* _GIVEN PROBLEM_
Can you find the lines of the listing that include "text" and copy every one?

(Records contained in a dataset)
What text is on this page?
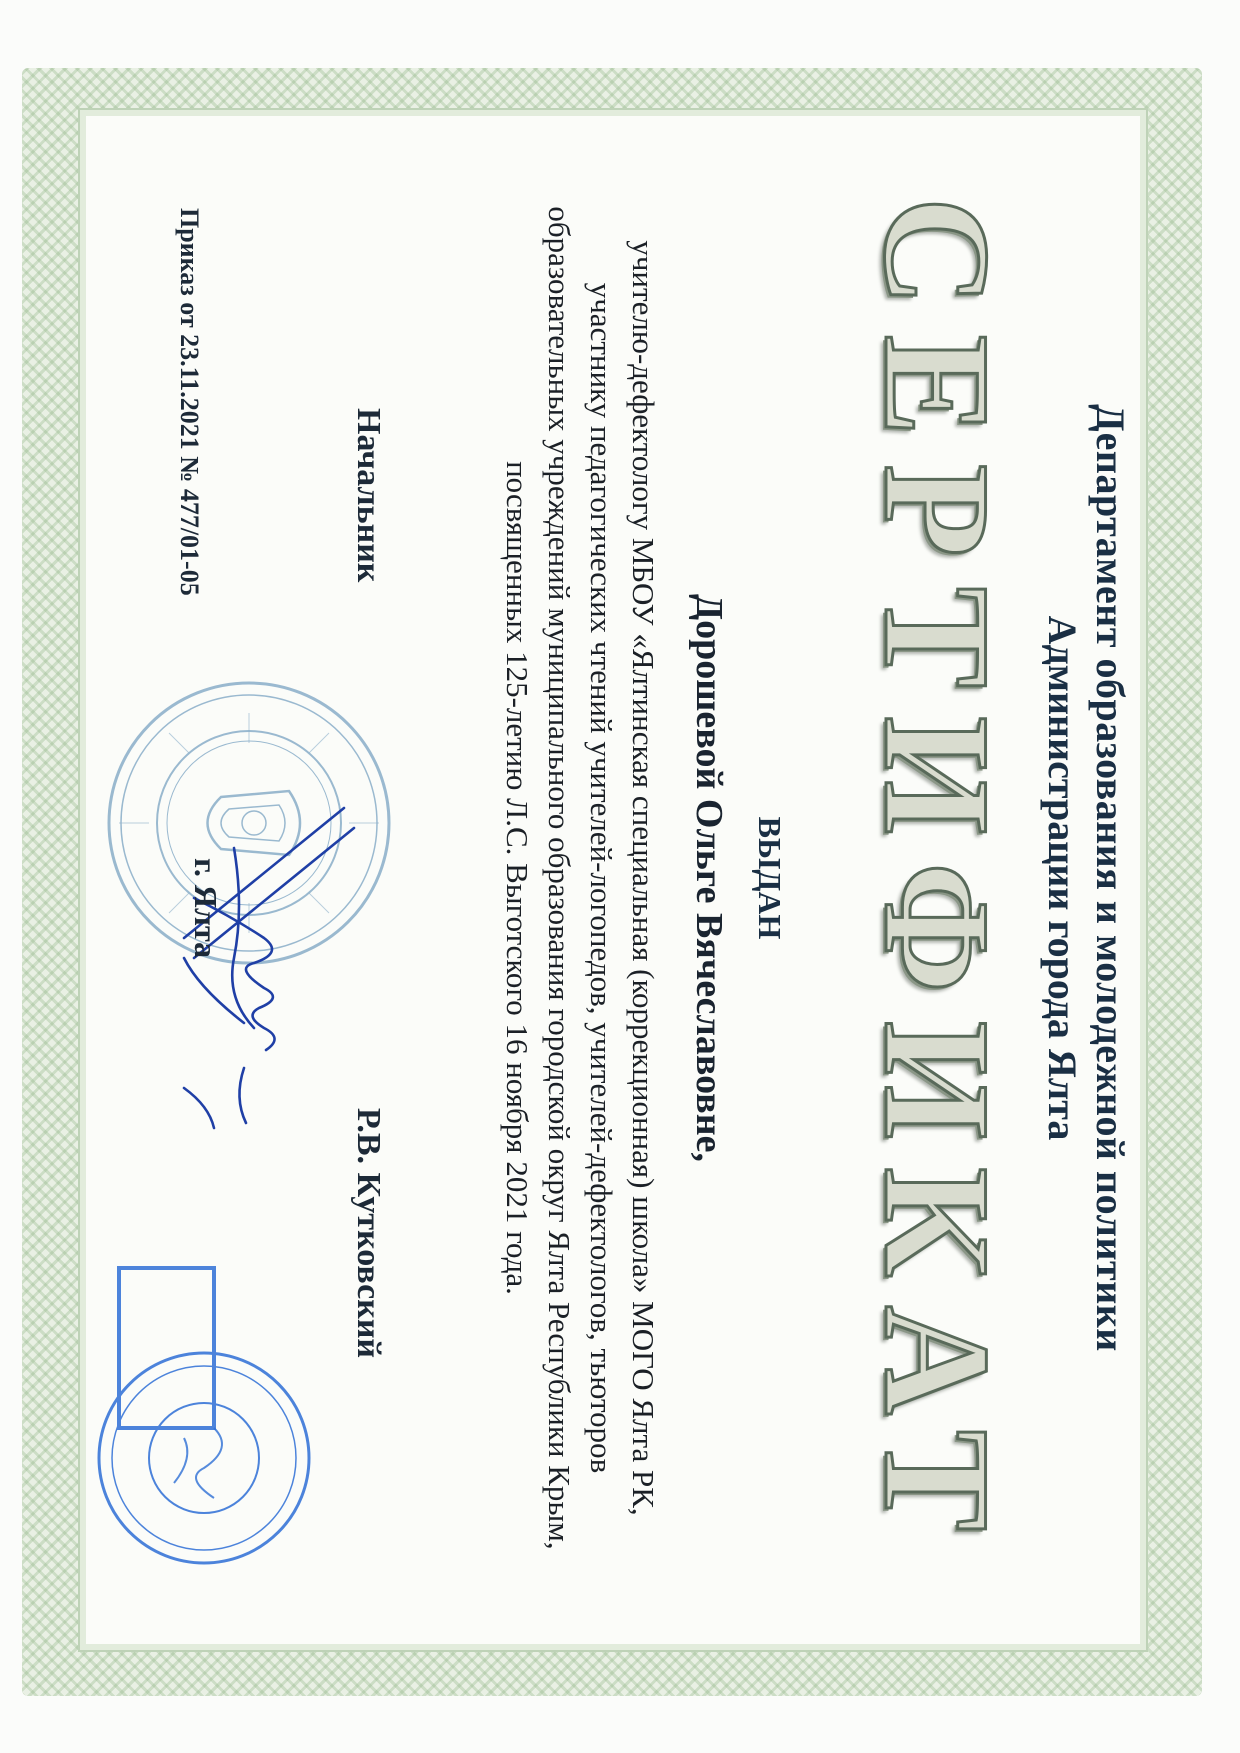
Департамент образования и молодежной политики
Администрации города Ялта
СЕРТИФИКАТ
ВЫДАН
Дорошевой Ольге Вячеславовне,
учителю-дефектологу МБОУ «Ялтинская специальная (коррекционная) школа» МОГО Ялта РК,
участнику педагогических чтений учителей-логопедов, учителей-дефектологов, тьюторов
образовательных учреждений муниципального образования городской округ Ялта Республики Крым,
посвященных 125-летию Л.С. Выготского 16 ноября 2021 года.
Начальник
Р.В. Кутковский
г. Ялта
Приказ от 23.11.2021 № 477/01-05
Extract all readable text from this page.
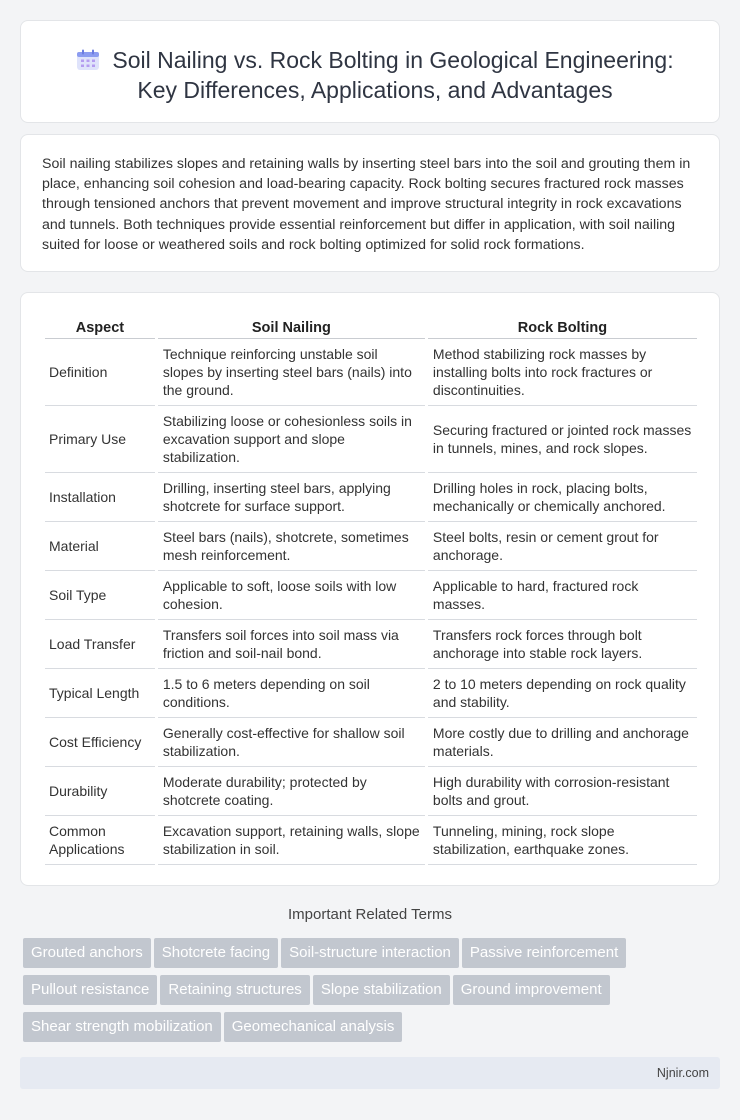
Soil Nailing vs. Rock Bolting in Geological Engineering: Key Differences, Applications, and Advantages

Soil nailing stabilizes slopes and retaining walls by inserting steel bars into the soil and grouting them in place, enhancing soil cohesion and load-bearing capacity. Rock bolting secures fractured rock masses through tensioned anchors that prevent movement and improve structural integrity in rock excavations and tunnels. Both techniques provide essential reinforcement but differ in application, with soil nailing suited for loose or weathered soils and rock bolting optimized for solid rock formations.

Aspect	Soil Nailing	Rock Bolting
Definition	Technique reinforcing unstable soil slopes by inserting steel bars (nails) into the ground.	Method stabilizing rock masses by installing bolts into rock fractures or discontinuities.
Primary Use	Stabilizing loose or cohesionless soils in excavation support and slope stabilization.	Securing fractured or jointed rock masses in tunnels, mines, and rock slopes.
Installation	Drilling, inserting steel bars, applying shotcrete for surface support.	Drilling holes in rock, placing bolts, mechanically or chemically anchored.
Material	Steel bars (nails), shotcrete, sometimes mesh reinforcement.	Steel bolts, resin or cement grout for anchorage.
Soil Type	Applicable to soft, loose soils with low cohesion.	Applicable to hard, fractured rock masses.
Load Transfer	Transfers soil forces into soil mass via friction and soil-nail bond.	Transfers rock forces through bolt anchorage into stable rock layers.
Typical Length	1.5 to 6 meters depending on soil conditions.	2 to 10 meters depending on rock quality and stability.
Cost Efficiency	Generally cost-effective for shallow soil stabilization.	More costly due to drilling and anchorage materials.
Durability	Moderate durability; protected by shotcrete coating.	High durability with corrosion-resistant bolts and grout.
Common Applications	Excavation support, retaining walls, slope stabilization in soil.	Tunneling, mining, rock slope stabilization, earthquake zones.
Important Related Terms
Grouted anchors Shotcrete facing Soil-structure interaction Passive reinforcementPullout resistance Retaining structures Slope stabilization Ground improvementShear strength mobilization Geomechanical analysis
Njnir.com
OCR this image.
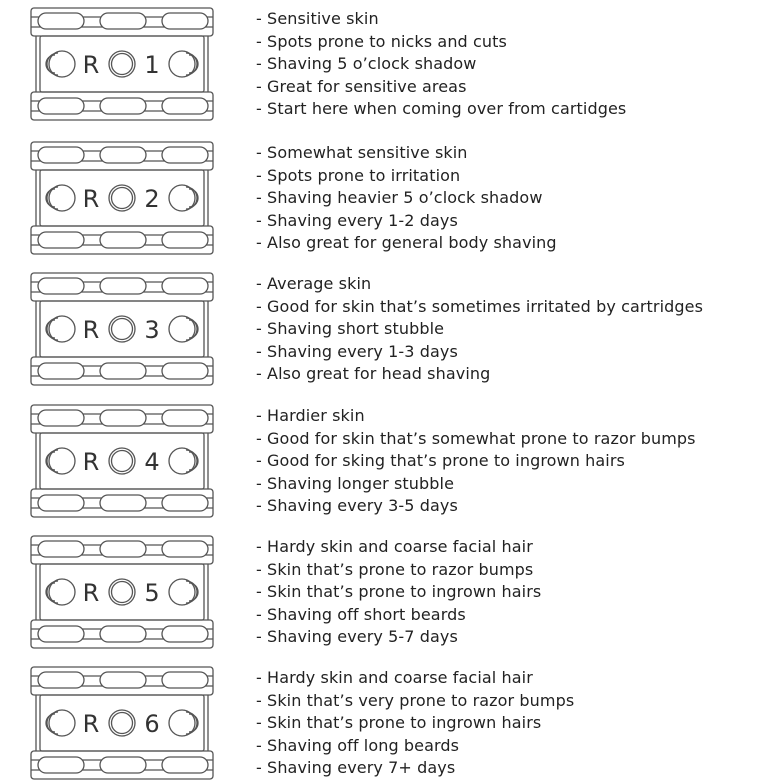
R 1
- Sensitive skin
- Spots prone to nicks and cuts
- Shaving 5 o’clock shadow
- Great for sensitive areas
- Start here when coming over from cartidges
R 2
- Somewhat sensitive skin
- Spots prone to irritation
- Shaving heavier 5 o’clock shadow
- Shaving every 1-2 days
- Also great for general body shaving
R 3
- Average skin
- Good for skin that’s sometimes irritated by cartridges
- Shaving short stubble
- Shaving every 1-3 days
- Also great for head shaving
R 4
- Hardier skin
- Good for skin that’s somewhat prone to razor bumps
- Good for sking that’s prone to ingrown hairs
- Shaving longer stubble
- Shaving every 3-5 days
R 5
- Hardy skin and coarse facial hair
- Skin that’s prone to razor bumps
- Skin that’s prone to ingrown hairs
- Shaving off short beards
- Shaving every 5-7 days
R 6
- Hardy skin and coarse facial hair
- Skin that’s very prone to razor bumps
- Skin that’s prone to ingrown hairs
- Shaving off long beards
- Shaving every 7+ days
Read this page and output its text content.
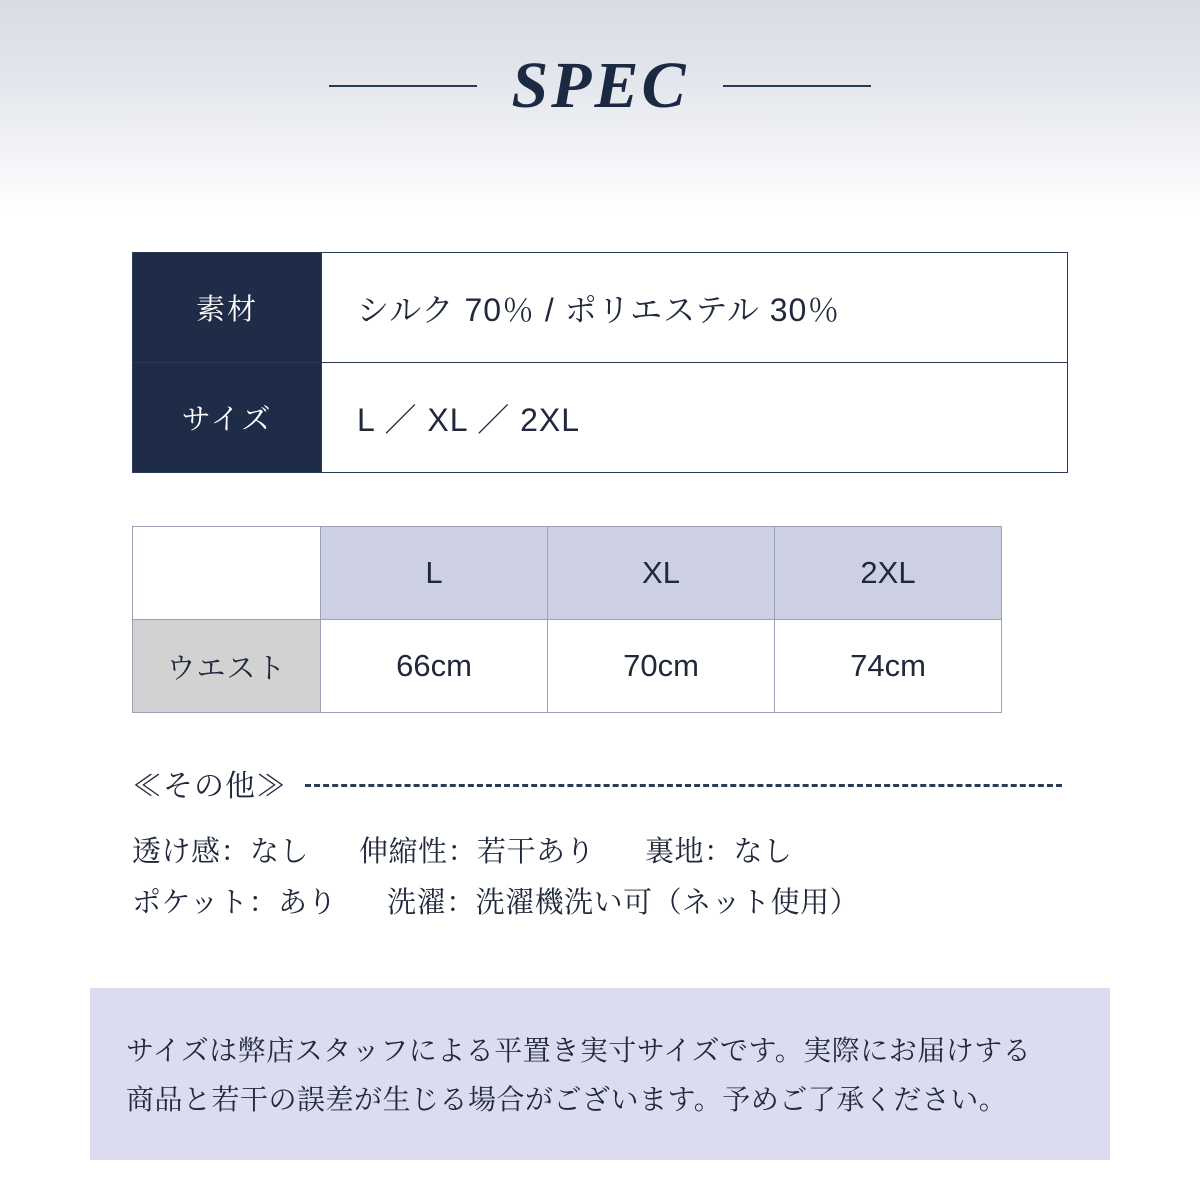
SPEC
素材	シルク 70％ / ポリエステル 30％
サイズ	L ／ XL ／ 2XL
	L	XL	2XL
ウエスト	66cm	70cm	74cm
≪その他≫
透け感：なし 伸縮性：若干あり 裏地：なし
ポケット：あり 洗濯：洗濯機洗い可（ネット使用）

サイズは弊店スタッフによる平置き実寸サイズです。実際にお届けする

商品と若干の誤差が生じる場合がございます。予めご了承ください。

* _CORRECT ANSWER_
What text is on this page?
Extract all readable text from this page.
Read this page and output its text content.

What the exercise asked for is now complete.